Return the entries below verbatim. Pictures stay out.

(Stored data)
* * * * *
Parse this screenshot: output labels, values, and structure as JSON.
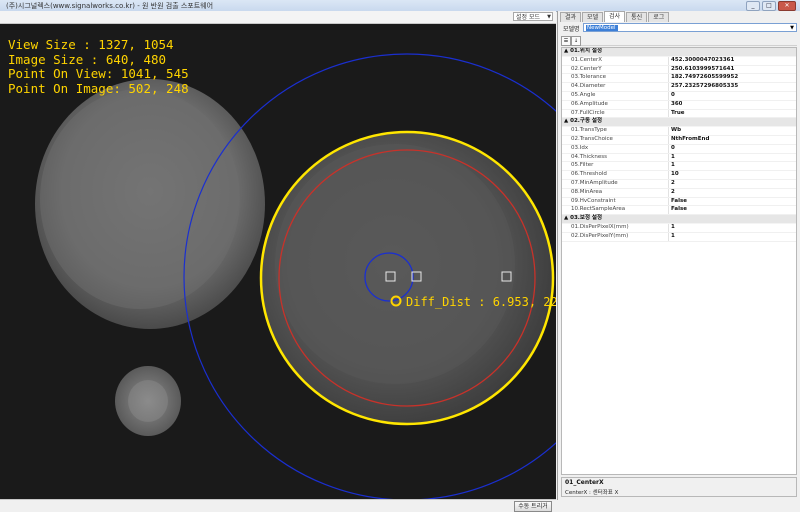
{
  "window": {
    "title": "(주)시그널렉스(www.signalworks.co.kr) - 원 반원 검출 스포트웨어",
    "minimize": "_",
    "maximize": "□",
    "close": "✕"
  },
  "toolbar": {
    "mode_label": "설정 모드"
  },
  "overlay": {
    "view_size": "View Size : 1327, 1054",
    "image_size": "Image Size : 640, 480",
    "point_on_view": "Point On View: 1041, 545",
    "point_on_image": "Point On Image: 502, 248",
    "diff_dist": "Diff_Dist : 6.953, 22."
  },
  "bottom": {
    "manual_trigger": "수동 트리거"
  },
  "panel": {
    "tabs": [
      {
        "label": "결과"
      },
      {
        "label": "모델"
      },
      {
        "label": "검사"
      },
      {
        "label": "통신"
      },
      {
        "label": "로그"
      }
    ],
    "model_label": "모델명",
    "model_value": "NewModel",
    "categories": [
      {
        "title": "01.위치 설정",
        "props": [
          {
            "name": "01.CenterX",
            "value": "452.3000047023361"
          },
          {
            "name": "02.CenterY",
            "value": "250.6103999571641"
          },
          {
            "name": "03.Tolerance",
            "value": "182.74972605599952"
          },
          {
            "name": "04.Diameter",
            "value": "257.23257296805335"
          },
          {
            "name": "05.Angle",
            "value": "0"
          },
          {
            "name": "06.Amplitude",
            "value": "360"
          },
          {
            "name": "07.FullCircle",
            "value": "True"
          }
        ]
      },
      {
        "title": "02.구동 설정",
        "props": [
          {
            "name": "01.TransType",
            "value": "Wb"
          },
          {
            "name": "02.TransChoice",
            "value": "NthFromEnd"
          },
          {
            "name": "03.Idx",
            "value": "0"
          },
          {
            "name": "04.Thickness",
            "value": "1"
          },
          {
            "name": "05.Filter",
            "value": "1"
          },
          {
            "name": "06.Threshold",
            "value": "10"
          },
          {
            "name": "07.MinAmplitude",
            "value": "2"
          },
          {
            "name": "08.MinArea",
            "value": "2"
          },
          {
            "name": "09.HvConstraint",
            "value": "False"
          },
          {
            "name": "10.RectSampleArea",
            "value": "False"
          }
        ]
      },
      {
        "title": "03.보정 설정",
        "props": [
          {
            "name": "01.DisPerPixelX(mm)",
            "value": "1"
          },
          {
            "name": "02.DisPerPixelY(mm)",
            "value": "1"
          }
        ]
      }
    ],
    "description": {
      "title": "01_CenterX",
      "text": "CenterX : 센터좌표 X"
    }
  },
  "colors": {
    "overlay_text": "#ffd400",
    "blue_circle": "#1a2fd0",
    "red_circle": "#c8322a",
    "yellow_circle": "#ffe600"
  },
  "icons": [
    "sort-categorized-icon",
    "sort-alphabetical-icon",
    "dropdown-arrow-icon"
  ]
}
* * * * *
Task answer:
Parse this screenshot: output labels, values, and structure as JSON.
{
  "window": {
    "title": "(주)시그널렉스(www.signalworks.co.kr) - 원 반원 검출 스포트웨어",
    "minimize": "_",
    "maximize": "□",
    "close": "✕"
  },
  "toolbar": {
    "mode_label": "설정 모드"
  },
  "overlay": {
    "view_size": "View Size : 1327, 1054",
    "image_size": "Image Size : 640, 480",
    "point_on_view": "Point On View: 1041, 545",
    "point_on_image": "Point On Image: 502, 248",
    "diff_dist": "Diff_Dist : 6.953, 22."
  },
  "bottom": {
    "manual_trigger": "수동 트리거"
  },
  "panel": {
    "tabs": [
      {
        "label": "결과"
      },
      {
        "label": "모델"
      },
      {
        "label": "검사"
      },
      {
        "label": "통신"
      },
      {
        "label": "로그"
      }
    ],
    "model_label": "모델명",
    "model_value": "NewModel",
    "categories": [
      {
        "title": "01.위치 설정",
        "props": [
          {
            "name": "01.CenterX",
            "value": "452.3000047023361"
          },
          {
            "name": "02.CenterY",
            "value": "250.6103999571641"
          },
          {
            "name": "03.Tolerance",
            "value": "182.74972605599952"
          },
          {
            "name": "04.Diameter",
            "value": "257.23257296805335"
          },
          {
            "name": "05.Angle",
            "value": "0"
          },
          {
            "name": "06.Amplitude",
            "value": "360"
          },
          {
            "name": "07.FullCircle",
            "value": "True"
          }
        ]
      },
      {
        "title": "02.구동 설정",
        "props": [
          {
            "name": "01.TransType",
            "value": "Wb"
          },
          {
            "name": "02.TransChoice",
            "value": "NthFromEnd"
          },
          {
            "name": "03.Idx",
            "value": "0"
          },
          {
            "name": "04.Thickness",
            "value": "1"
          },
          {
            "name": "05.Filter",
            "value": "1"
          },
          {
            "name": "06.Threshold",
            "value": "10"
          },
          {
            "name": "07.MinAmplitude",
            "value": "2"
          },
          {
            "name": "08.MinArea",
            "value": "2"
          },
          {
            "name": "09.HvConstraint",
            "value": "False"
          },
          {
            "name": "10.RectSampleArea",
            "value": "False"
          }
        ]
      },
      {
        "title": "03.보정 설정",
        "props": [
          {
            "name": "01.DisPerPixelX(mm)",
            "value": "1"
          },
          {
            "name": "02.DisPerPixelY(mm)",
            "value": "1"
          }
        ]
      }
    ],
    "description": {
      "title": "01_CenterX",
      "text": "CenterX : 센터좌표 X"
    }
  },
  "colors": {
    "overlay_text": "#ffd400",
    "blue_circle": "#1a2fd0",
    "red_circle": "#c8322a",
    "yellow_circle": "#ffe600"
  },
  "icons": [
    "sort-categorized-icon",
    "sort-alphabetical-icon",
    "dropdown-arrow-icon"
  ]
}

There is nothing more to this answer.